[Records from a data collection]
******************************

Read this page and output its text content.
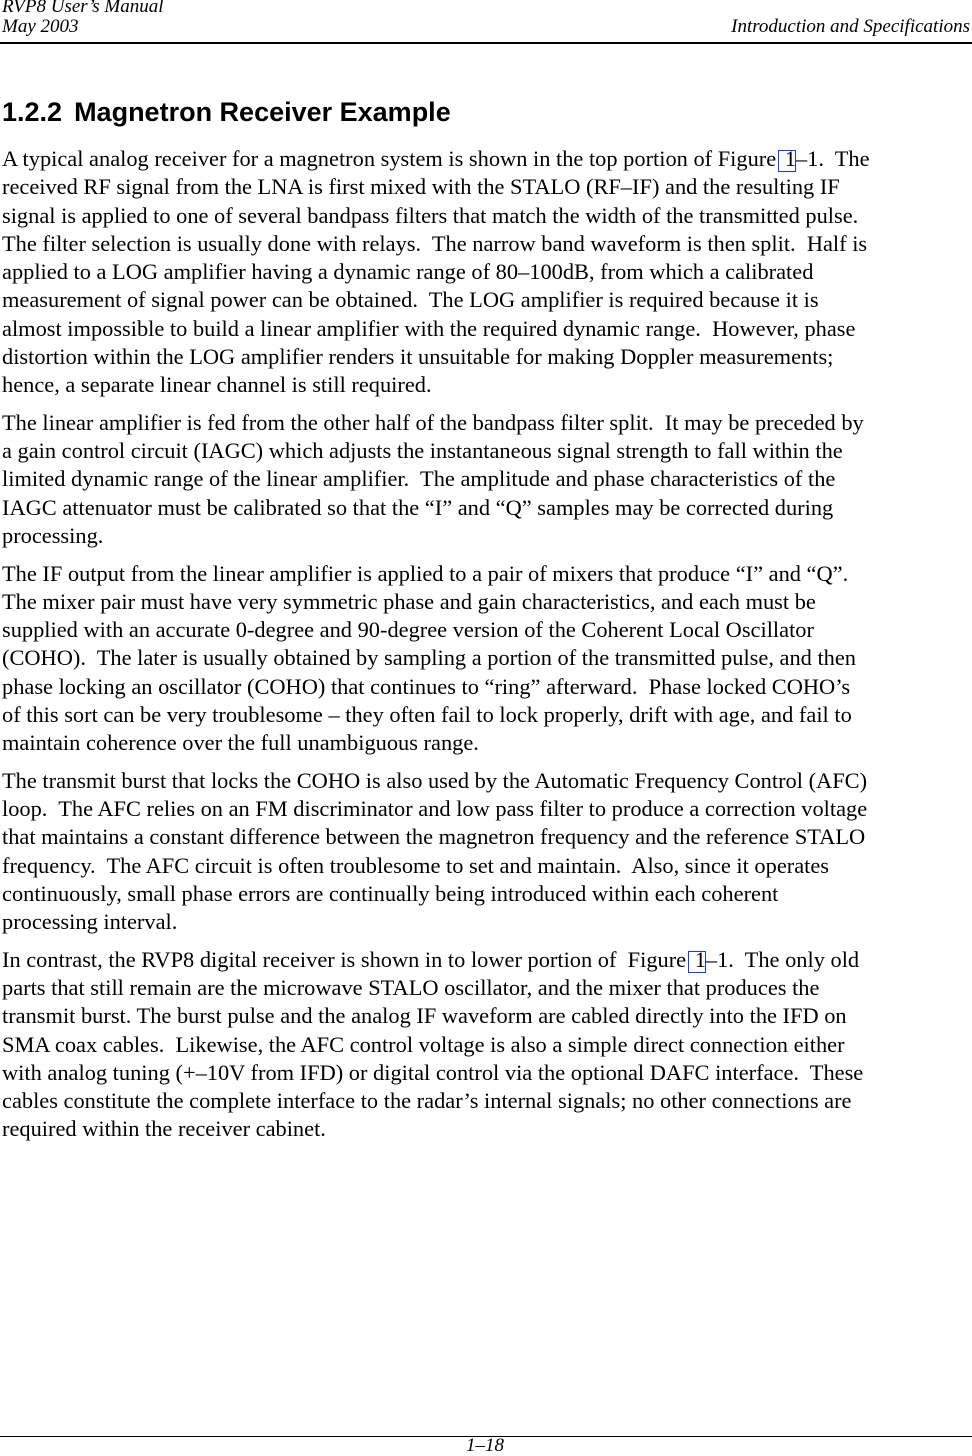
RVP8 User’s Manual
May 2003	Introduction and Specifications
1.2.2 Magnetron Receiver Example

A typical analog receiver for a magnetron system is shown in the top portion of Figure 1–1.  The
received RF signal from the LNA is first mixed with the STALO (RF–IF) and the resulting IF
signal is applied to one of several bandpass filters that match the width of the transmitted pulse.
The filter selection is usually done with relays.  The narrow band waveform is then split.  Half is
applied to a LOG amplifier having a dynamic range of 80–100dB, from which a calibrated
measurement of signal power can be obtained.  The LOG amplifier is required because it is
almost impossible to build a linear amplifier with the required dynamic range.  However, phase
distortion within the LOG amplifier renders it unsuitable for making Doppler measurements;
hence, a separate linear channel is still required.

The linear amplifier is fed from the other half of the bandpass filter split.  It may be preceded by
a gain control circuit (IAGC) which adjusts the instantaneous signal strength to fall within the
limited dynamic range of the linear amplifier.  The amplitude and phase characteristics of the
IAGC attenuator must be calibrated so that the “I” and “Q” samples may be corrected during
processing.

The IF output from the linear amplifier is applied to a pair of mixers that produce “I” and “Q”.
The mixer pair must have very symmetric phase and gain characteristics, and each must be
supplied with an accurate 0-degree and 90-degree version of the Coherent Local Oscillator
(COHO).  The later is usually obtained by sampling a portion of the transmitted pulse, and then
phase locking an oscillator (COHO) that continues to “ring” afterward.  Phase locked COHO’s
of this sort can be very troublesome – they often fail to lock properly, drift with age, and fail to
maintain coherence over the full unambiguous range.

The transmit burst that locks the COHO is also used by the Automatic Frequency Control (AFC)
loop.  The AFC relies on an FM discriminator and low pass filter to produce a correction voltage
that maintains a constant difference between the magnetron frequency and the reference STALO
frequency.  The AFC circuit is often troublesome to set and maintain.  Also, since it operates
continuously, small phase errors are continually being introduced within each coherent
processing interval.

In contrast, the RVP8 digital receiver is shown in to lower portion of  Figure 1–1.  The only old
parts that still remain are the microwave STALO oscillator, and the mixer that produces the
transmit burst. The burst pulse and the analog IF waveform are cabled directly into the IFD on
SMA coax cables.  Likewise, the AFC control voltage is also a simple direct connection either
with analog tuning (+–10V from IFD) or digital control via the optional DAFC interface.  These
cables constitute the complete interface to the radar’s internal signals; no other connections are
required within the receiver cabinet.

1–18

******************************

*What the task asks*
Gather from the data above every line with the string "calibrated".

*Written answer*
applied to a LOG amplifier having a dynamic range of 80–100dB, from which a calibrated
IAGC attenuator must be calibrated so that the “I” and “Q” samples may be corrected during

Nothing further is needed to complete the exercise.